> [Problem to solve] Read the listing below and copy out every line that holds "ситуации".

--- Records provided ---

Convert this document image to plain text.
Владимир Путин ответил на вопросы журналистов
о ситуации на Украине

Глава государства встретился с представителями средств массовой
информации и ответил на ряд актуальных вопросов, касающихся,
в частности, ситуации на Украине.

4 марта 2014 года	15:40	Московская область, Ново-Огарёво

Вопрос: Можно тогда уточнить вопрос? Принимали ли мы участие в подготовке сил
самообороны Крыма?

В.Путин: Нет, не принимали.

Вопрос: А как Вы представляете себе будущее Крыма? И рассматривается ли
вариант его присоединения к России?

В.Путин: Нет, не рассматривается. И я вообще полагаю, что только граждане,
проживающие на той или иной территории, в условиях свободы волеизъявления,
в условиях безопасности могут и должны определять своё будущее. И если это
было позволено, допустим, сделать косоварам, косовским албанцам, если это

---

> [Exercise result]
о ситуации на Украине
в частности, ситуации на Украине.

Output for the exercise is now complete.